=== Entries shown ===
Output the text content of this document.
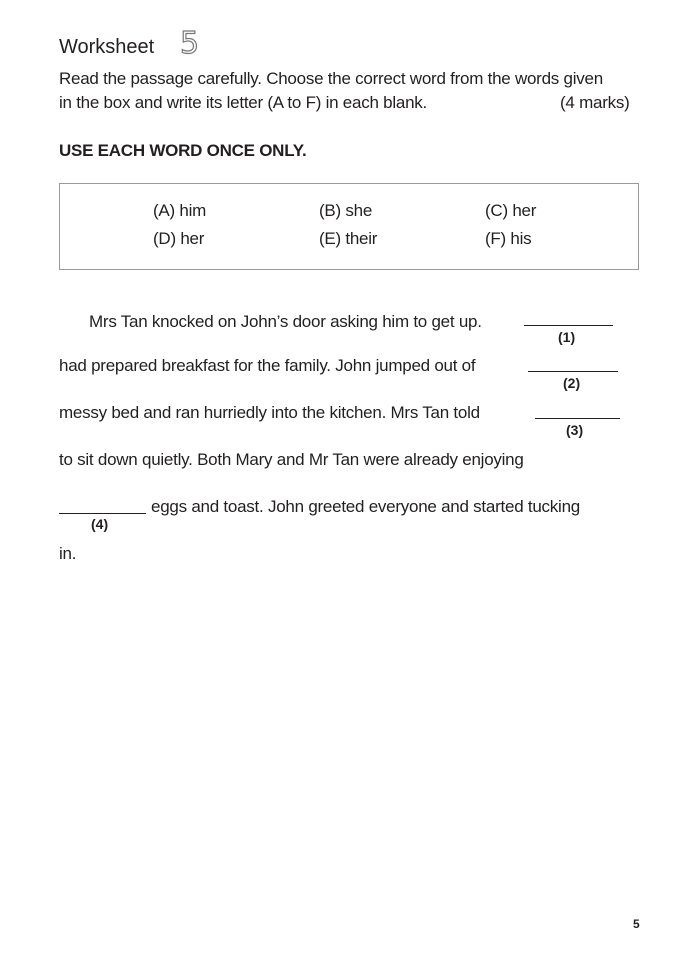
Worksheet 5
Read the passage carefully. Choose the correct word from the words given
in the box and write its letter (A to F) in each blank.	(4 marks)
USE EACH WORD ONCE ONLY.
(A) him	(B) she	(C) her
(D) her	(E) their	(F) his
Mrs Tan knocked on John’s door asking him to get up.
(1)
had prepared breakfast for the family. John jumped out of
(2)
messy bed and ran hurriedly into the kitchen. Mrs Tan told
(3)
to sit down quietly. Both Mary and Mr Tan were already enjoying
(4)
eggs and toast. John greeted everyone and started tucking
in.
5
===
From the material above, reproduce everything verbatim except the pictures.

→ Exercise response:
Output the text content of this document.
Worksheet 5
Read the passage carefully. Choose the correct word from the words given
in the box and write its letter (A to F) in each blank.	(4 marks)
USE EACH WORD ONCE ONLY.
(A) him	(B) she	(C) her
(D) her	(E) their	(F) his
Mrs Tan knocked on John’s door asking him to get up.
(1)
had prepared breakfast for the family. John jumped out of
(2)
messy bed and ran hurriedly into the kitchen. Mrs Tan told
(3)
to sit down quietly. Both Mary and Mr Tan were already enjoying
(4)
eggs and toast. John greeted everyone and started tucking
in.
5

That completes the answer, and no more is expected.